• [Task to carry out]
Go through the material below and copy each line where the word "crude" appears.

• [Structured figure records]
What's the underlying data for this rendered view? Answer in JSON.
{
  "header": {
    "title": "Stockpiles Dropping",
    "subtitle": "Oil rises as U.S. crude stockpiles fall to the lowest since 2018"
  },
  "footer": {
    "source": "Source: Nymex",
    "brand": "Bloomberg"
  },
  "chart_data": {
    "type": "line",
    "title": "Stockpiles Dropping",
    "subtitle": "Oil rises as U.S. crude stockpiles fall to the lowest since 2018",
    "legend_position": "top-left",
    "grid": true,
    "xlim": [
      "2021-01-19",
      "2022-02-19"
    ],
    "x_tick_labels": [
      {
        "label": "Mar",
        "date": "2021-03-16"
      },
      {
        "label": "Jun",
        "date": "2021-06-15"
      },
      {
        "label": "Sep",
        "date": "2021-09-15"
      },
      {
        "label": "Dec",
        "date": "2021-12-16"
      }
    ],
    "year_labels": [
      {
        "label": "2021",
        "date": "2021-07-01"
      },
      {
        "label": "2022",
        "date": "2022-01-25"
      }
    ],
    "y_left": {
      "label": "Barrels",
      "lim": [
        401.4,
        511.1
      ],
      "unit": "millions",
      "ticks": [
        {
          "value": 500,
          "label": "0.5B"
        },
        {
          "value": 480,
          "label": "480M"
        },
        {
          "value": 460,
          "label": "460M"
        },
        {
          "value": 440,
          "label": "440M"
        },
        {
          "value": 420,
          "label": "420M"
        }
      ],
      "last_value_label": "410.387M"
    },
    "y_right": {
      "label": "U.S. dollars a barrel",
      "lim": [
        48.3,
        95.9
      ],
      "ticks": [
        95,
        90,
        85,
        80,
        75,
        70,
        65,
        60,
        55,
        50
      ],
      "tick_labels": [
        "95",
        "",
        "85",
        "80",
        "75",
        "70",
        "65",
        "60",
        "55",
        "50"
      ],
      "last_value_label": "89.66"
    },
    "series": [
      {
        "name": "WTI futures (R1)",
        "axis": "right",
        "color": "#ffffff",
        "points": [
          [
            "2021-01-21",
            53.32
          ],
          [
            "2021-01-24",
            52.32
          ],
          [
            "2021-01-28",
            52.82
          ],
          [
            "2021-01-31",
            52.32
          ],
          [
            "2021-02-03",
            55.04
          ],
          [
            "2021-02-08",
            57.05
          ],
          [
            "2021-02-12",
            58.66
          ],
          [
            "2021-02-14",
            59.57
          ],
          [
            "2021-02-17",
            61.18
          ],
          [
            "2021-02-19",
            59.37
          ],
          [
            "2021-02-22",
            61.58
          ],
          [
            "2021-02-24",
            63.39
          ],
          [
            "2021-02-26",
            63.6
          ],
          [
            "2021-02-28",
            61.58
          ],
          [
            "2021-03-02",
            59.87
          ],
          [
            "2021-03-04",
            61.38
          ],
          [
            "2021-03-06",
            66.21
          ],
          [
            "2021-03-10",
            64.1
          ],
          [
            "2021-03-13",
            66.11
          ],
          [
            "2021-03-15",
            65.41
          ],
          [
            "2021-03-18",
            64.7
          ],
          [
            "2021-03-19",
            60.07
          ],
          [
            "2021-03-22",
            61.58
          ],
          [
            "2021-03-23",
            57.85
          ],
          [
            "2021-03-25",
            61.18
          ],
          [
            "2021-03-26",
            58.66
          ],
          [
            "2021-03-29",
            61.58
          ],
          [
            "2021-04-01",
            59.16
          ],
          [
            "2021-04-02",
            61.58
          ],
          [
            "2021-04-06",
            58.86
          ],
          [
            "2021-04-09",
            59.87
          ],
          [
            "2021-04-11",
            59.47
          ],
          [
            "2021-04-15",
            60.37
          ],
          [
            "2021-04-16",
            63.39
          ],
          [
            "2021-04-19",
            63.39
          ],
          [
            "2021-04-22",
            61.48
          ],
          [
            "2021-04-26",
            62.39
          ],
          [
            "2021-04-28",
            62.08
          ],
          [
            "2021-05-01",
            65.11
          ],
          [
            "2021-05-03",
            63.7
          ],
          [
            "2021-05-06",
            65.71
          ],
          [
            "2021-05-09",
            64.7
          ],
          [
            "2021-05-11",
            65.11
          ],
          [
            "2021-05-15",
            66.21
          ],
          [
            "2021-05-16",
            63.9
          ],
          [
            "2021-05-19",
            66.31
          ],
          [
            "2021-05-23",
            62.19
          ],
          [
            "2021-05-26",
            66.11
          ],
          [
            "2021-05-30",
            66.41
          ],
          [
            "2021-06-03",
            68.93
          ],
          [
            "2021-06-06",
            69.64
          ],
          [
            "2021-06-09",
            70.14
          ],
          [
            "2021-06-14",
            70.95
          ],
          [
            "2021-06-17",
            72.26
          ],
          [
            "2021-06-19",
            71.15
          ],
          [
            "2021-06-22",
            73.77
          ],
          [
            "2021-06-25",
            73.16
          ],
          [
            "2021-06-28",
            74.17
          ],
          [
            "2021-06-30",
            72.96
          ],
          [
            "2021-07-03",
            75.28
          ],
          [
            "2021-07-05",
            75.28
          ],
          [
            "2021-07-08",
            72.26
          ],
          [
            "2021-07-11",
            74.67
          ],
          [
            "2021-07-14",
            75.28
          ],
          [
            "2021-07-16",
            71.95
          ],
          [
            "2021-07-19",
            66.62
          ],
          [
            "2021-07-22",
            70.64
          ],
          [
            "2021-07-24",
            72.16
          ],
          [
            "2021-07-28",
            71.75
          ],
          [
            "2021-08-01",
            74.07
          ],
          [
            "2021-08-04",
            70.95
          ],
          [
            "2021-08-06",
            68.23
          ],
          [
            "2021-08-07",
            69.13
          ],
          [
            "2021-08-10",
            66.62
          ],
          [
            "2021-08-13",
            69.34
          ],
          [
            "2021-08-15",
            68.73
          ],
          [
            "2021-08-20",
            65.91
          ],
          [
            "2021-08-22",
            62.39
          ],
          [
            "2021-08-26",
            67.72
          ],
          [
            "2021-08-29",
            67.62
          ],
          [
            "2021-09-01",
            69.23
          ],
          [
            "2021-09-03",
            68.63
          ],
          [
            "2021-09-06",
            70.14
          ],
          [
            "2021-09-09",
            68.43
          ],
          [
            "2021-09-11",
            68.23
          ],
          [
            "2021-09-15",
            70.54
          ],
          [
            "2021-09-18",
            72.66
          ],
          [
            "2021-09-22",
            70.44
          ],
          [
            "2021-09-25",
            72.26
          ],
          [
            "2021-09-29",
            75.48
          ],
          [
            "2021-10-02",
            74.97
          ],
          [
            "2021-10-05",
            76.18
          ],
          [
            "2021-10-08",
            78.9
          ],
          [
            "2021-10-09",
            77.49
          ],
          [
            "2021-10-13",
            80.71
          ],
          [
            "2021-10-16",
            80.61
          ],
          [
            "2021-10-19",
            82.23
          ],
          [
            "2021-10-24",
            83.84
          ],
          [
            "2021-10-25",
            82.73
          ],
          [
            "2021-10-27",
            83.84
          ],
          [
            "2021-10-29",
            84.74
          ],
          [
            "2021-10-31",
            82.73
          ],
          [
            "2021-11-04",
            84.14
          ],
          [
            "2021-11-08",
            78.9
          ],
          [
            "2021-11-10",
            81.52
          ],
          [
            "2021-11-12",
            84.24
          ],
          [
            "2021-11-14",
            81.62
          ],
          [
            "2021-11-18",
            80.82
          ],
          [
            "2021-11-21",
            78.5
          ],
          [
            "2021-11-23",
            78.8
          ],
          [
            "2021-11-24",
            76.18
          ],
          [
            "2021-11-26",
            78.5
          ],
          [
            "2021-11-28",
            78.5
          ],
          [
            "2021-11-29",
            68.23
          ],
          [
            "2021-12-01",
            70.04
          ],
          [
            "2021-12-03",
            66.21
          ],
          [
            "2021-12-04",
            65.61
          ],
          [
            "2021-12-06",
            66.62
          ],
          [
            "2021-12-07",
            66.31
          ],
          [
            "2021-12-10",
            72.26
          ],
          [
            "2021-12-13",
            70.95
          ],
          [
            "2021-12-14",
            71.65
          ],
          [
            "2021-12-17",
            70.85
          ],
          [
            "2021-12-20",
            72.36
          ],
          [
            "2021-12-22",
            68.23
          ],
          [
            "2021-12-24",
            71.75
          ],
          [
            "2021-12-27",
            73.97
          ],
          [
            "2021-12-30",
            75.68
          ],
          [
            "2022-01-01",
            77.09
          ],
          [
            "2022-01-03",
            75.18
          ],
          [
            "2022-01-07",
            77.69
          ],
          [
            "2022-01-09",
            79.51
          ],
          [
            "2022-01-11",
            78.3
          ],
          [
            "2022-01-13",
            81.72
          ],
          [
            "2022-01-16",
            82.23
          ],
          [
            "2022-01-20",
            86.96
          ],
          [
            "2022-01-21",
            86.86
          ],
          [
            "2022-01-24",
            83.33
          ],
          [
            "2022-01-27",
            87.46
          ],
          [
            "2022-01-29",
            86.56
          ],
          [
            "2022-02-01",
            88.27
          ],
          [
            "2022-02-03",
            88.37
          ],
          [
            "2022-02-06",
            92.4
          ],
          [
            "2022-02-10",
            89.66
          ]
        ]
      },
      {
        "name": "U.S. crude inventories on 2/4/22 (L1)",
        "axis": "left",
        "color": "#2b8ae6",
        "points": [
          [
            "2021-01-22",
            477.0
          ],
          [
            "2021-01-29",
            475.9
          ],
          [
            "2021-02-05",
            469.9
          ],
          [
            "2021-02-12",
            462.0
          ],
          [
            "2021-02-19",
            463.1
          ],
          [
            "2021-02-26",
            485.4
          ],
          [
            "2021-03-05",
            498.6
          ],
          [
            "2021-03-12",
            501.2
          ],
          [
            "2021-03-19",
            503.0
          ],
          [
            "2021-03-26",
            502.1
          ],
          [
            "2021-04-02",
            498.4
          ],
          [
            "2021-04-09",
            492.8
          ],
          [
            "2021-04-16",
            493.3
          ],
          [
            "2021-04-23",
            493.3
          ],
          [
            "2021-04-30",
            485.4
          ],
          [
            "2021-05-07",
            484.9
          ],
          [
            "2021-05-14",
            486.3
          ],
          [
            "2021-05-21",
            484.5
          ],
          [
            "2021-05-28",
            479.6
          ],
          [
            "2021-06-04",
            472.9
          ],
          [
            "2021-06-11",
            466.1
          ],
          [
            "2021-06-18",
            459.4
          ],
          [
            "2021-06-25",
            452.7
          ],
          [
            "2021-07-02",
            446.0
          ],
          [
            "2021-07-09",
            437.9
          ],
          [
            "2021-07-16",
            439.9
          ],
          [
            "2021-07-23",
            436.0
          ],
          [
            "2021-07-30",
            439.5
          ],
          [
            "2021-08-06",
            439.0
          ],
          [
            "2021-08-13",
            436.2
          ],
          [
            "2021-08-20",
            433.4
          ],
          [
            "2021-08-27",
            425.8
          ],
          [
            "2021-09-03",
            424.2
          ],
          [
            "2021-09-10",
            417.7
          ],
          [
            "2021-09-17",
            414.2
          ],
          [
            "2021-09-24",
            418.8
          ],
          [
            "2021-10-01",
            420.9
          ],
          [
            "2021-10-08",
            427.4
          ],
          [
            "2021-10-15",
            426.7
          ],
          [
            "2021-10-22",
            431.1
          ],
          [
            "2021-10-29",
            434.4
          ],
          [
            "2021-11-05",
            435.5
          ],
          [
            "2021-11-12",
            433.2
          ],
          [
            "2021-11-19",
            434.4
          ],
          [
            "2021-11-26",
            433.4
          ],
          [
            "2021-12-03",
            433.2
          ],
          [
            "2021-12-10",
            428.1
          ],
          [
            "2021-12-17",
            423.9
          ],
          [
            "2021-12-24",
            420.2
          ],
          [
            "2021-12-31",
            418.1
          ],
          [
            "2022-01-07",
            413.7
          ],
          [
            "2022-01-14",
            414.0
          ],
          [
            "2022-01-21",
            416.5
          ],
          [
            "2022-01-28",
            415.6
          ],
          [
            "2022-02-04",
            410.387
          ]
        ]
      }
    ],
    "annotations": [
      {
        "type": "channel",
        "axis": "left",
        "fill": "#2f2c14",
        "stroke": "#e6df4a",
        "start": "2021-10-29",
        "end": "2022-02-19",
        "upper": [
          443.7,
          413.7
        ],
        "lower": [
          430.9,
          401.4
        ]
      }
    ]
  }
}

• [Response to the task]
    "subtitle": "Oil rises as U.S. crude stockpiles fall to the lowest since 2018"
    "subtitle": "Oil rises as U.S. crude stockpiles fall to the lowest since 2018",
        "name": "U.S. crude inventories on 2/4/22 (L1)",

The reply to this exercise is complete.